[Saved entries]
◆ ◆ ◆ ◆ ◆

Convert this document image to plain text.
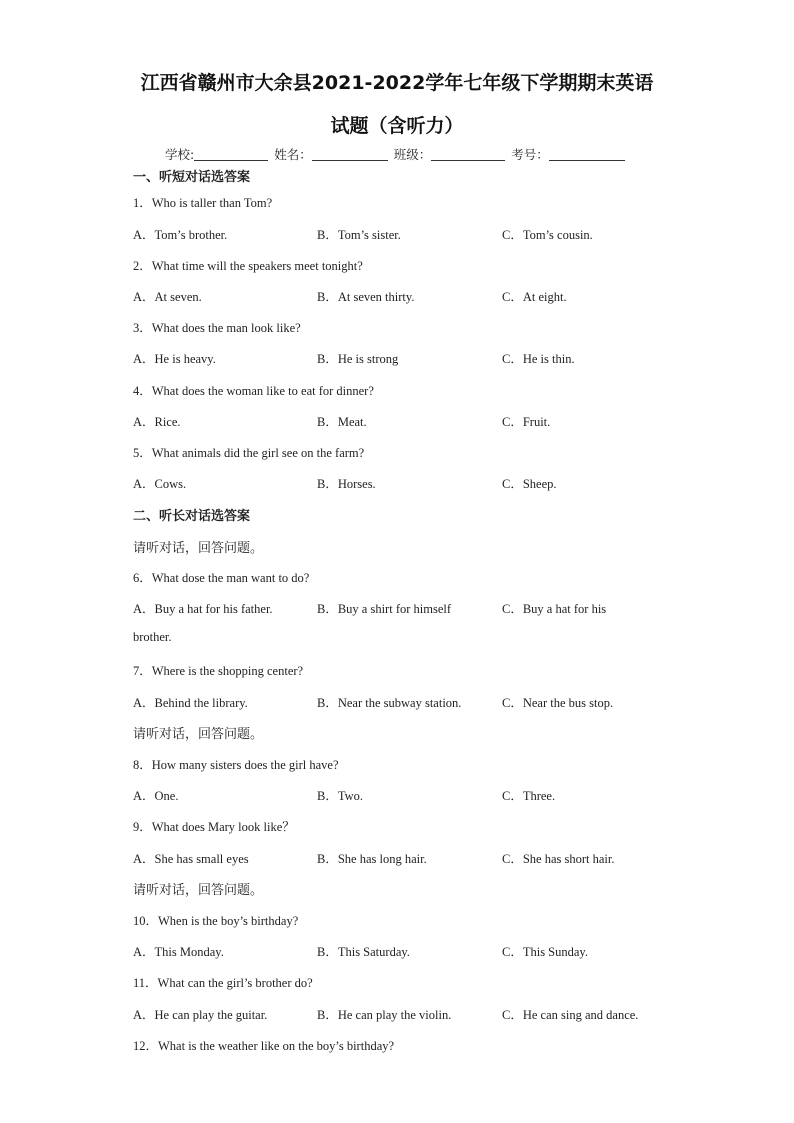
江西省赣州市大余县2021-2022学年七年级下学期期末英语
试题（含听力）
学校:	姓名：	班级：	考号：
一、听短对话选答案
1．Who is taller than Tom?
A．Tom’s brother.	B．Tom’s sister.	C．Tom’s cousin.
2．What time will the speakers meet tonight?
A．At seven.	B．At seven thirty.	C．At eight.
3．What does the man look like?
A．He is heavy.	B．He is strong	C．He is thin.
4．What does the woman like to eat for dinner?
A．Rice.	B．Meat.	C．Fruit.
5．What animals did the girl see on the farm?
A．Cows.	B．Horses.	C．Sheep.
二、听长对话选答案
请听对话，回答问题。
6．What dose the man want to do?
A．Buy a hat for his father.	B．Buy a shirt for himself	C．Buy a hat for his
brother.
7．Where is the shopping center?
A．Behind the library.	B．Near the subway station.	C．Near the bus stop.
请听对话，回答问题。
8．How many sisters does the girl have?
A．One.	B．Two.	C．Three.
9．What does Mary look like？
A．She has small eyes	B．She has long hair.	C．She has short hair.
请听对话，回答问题。
10．When is the boy’s birthday?
A．This Monday.	B．This Saturday.	C．This Sunday.
11．What can the girl’s brother do?
A．He can play the guitar.	B．He can play the violin.	C．He can sing and dance.
12．What is the weather like on the boy’s birthday?
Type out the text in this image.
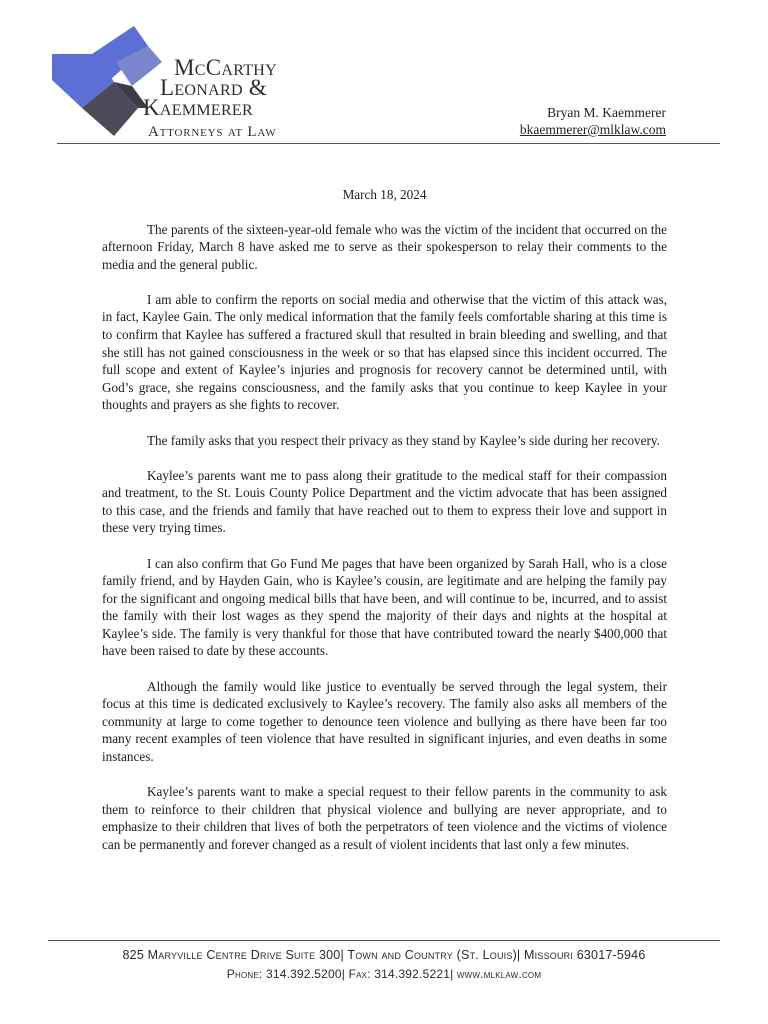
McCarthy
Leonard &
Kaemmerer
Attorneys at Law
Bryan M. Kaemmerer
bkaemmerer@mlklaw.com
March 18, 2024

The parents of the sixteen-year-old female who was the victim of the incident that occurred on the afternoon Friday, March 8 have asked me to serve as their spokesperson to relay their comments to the media and the general public.

I am able to confirm the reports on social media and otherwise that the victim of this attack was, in fact, Kaylee Gain. The only medical information that the family feels comfortable sharing at this time is to confirm that Kaylee has suffered a fractured skull that resulted in brain bleeding and swelling, and that she still has not gained consciousness in the week or so that has elapsed since this incident occurred. The full scope and extent of Kaylee’s injuries and prognosis for recovery cannot be determined until, with God’s grace, she regains consciousness, and the family asks that you continue to keep Kaylee in your thoughts and prayers as she fights to recover.

The family asks that you respect their privacy as they stand by Kaylee’s side during her recovery.

Kaylee’s parents want me to pass along their gratitude to the medical staff for their compassion and treatment, to the St. Louis County Police Department and the victim advocate that has been assigned to this case, and the friends and family that have reached out to them to express their love and support in these very trying times.

I can also confirm that Go Fund Me pages that have been organized by Sarah Hall, who is a close family friend, and by Hayden Gain, who is Kaylee’s cousin, are legitimate and are helping the family pay for the significant and ongoing medical bills that have been, and will continue to be, incurred, and to assist the family with their lost wages as they spend the majority of their days and nights at the hospital at Kaylee’s side. The family is very thankful for those that have contributed toward the nearly $400,000 that have been raised to date by these accounts.

Although the family would like justice to eventually be served through the legal system, their focus at this time is dedicated exclusively to Kaylee’s recovery. The family also asks all members of the community at large to come together to denounce teen violence and bullying as there have been far too many recent examples of teen violence that have resulted in significant injuries, and even deaths in some instances.

Kaylee’s parents want to make a special request to their fellow parents in the community to ask them to reinforce to their children that physical violence and bullying are never appropriate, and to emphasize to their children that lives of both the perpetrators of teen violence and the victims of violence can be permanently and forever changed as a result of violent incidents that last only a few minutes.

825 Maryville Centre Drive Suite 300| Town and Country (St. Louis)| Missouri 63017-5946
Phone: 314.392.5200| Fax: 314.392.5221| www.mlklaw.com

◆ ◆ ◆ ◆ ◆

Except for the pictures, copy every line of the records above exactly.

- Finished exercise:
Convert this document image to plain text.
江西省赣州市大余县2021-2022学年七年级下学期期末英语
试题（含听力）
学校:	姓名：	班级：	考号：
一、听短对话选答案
1．Who is taller than Tom?
A．Tom’s brother.	B．Tom’s sister.	C．Tom’s cousin.
2．What time will the speakers meet tonight?
A．At seven.	B．At seven thirty.	C．At eight.
3．What does the man look like?
A．He is heavy.	B．He is strong	C．He is thin.
4．What does the woman like to eat for dinner?
A．Rice.	B．Meat.	C．Fruit.
5．What animals did the girl see on the farm?
A．Cows.	B．Horses.	C．Sheep.
二、听长对话选答案
请听对话，回答问题。
6．What dose the man want to do?
A．Buy a hat for his father.	B．Buy a shirt for himself	C．Buy a hat for his
brother.
7．Where is the shopping center?
A．Behind the library.	B．Near the subway station.	C．Near the bus stop.
请听对话，回答问题。
8．How many sisters does the girl have?
A．One.	B．Two.	C．Three.
9．What does Mary look like？
A．She has small eyes	B．She has long hair.	C．She has short hair.
请听对话，回答问题。
10．When is the boy’s birthday?
A．This Monday.	B．This Saturday.	C．This Sunday.
11．What can the girl’s brother do?
A．He can play the guitar.	B．He can play the violin.	C．He can sing and dance.
12．What is the weather like on the boy’s birthday?
Type out the text in this image.
McCarthy
Leonard &
Kaemmerer
Attorneys at Law
Bryan M. Kaemmerer
bkaemmerer@mlklaw.com
March 18, 2024

The parents of the sixteen-year-old female who was the victim of the incident that occurred on the afternoon Friday, March 8 have asked me to serve as their spokesperson to relay their comments to the media and the general public.

I am able to confirm the reports on social media and otherwise that the victim of this attack was, in fact, Kaylee Gain. The only medical information that the family feels comfortable sharing at this time is to confirm that Kaylee has suffered a fractured skull that resulted in brain bleeding and swelling, and that she still has not gained consciousness in the week or so that has elapsed since this incident occurred. The full scope and extent of Kaylee’s injuries and prognosis for recovery cannot be determined until, with God’s grace, she regains consciousness, and the family asks that you continue to keep Kaylee in your thoughts and prayers as she fights to recover.

The family asks that you respect their privacy as they stand by Kaylee’s side during her recovery.

Kaylee’s parents want me to pass along their gratitude to the medical staff for their compassion and treatment, to the St. Louis County Police Department and the victim advocate that has been assigned to this case, and the friends and family that have reached out to them to express their love and support in these very trying times.

I can also confirm that Go Fund Me pages that have been organized by Sarah Hall, who is a close family friend, and by Hayden Gain, who is Kaylee’s cousin, are legitimate and are helping the family pay for the significant and ongoing medical bills that have been, and will continue to be, incurred, and to assist the family with their lost wages as they spend the majority of their days and nights at the hospital at Kaylee’s side. The family is very thankful for those that have contributed toward the nearly $400,000 that have been raised to date by these accounts.

Although the family would like justice to eventually be served through the legal system, their focus at this time is dedicated exclusively to Kaylee’s recovery. The family also asks all members of the community at large to come together to denounce teen violence and bullying as there have been far too many recent examples of teen violence that have resulted in significant injuries, and even deaths in some instances.

Kaylee’s parents want to make a special request to their fellow parents in the community to ask them to reinforce to their children that physical violence and bullying are never appropriate, and to emphasize to their children that lives of both the perpetrators of teen violence and the victims of violence can be permanently and forever changed as a result of violent incidents that last only a few minutes.

825 Maryville Centre Drive Suite 300| Town and Country (St. Louis)| Missouri 63017-5946
Phone: 314.392.5200| Fax: 314.392.5221| www.mlklaw.com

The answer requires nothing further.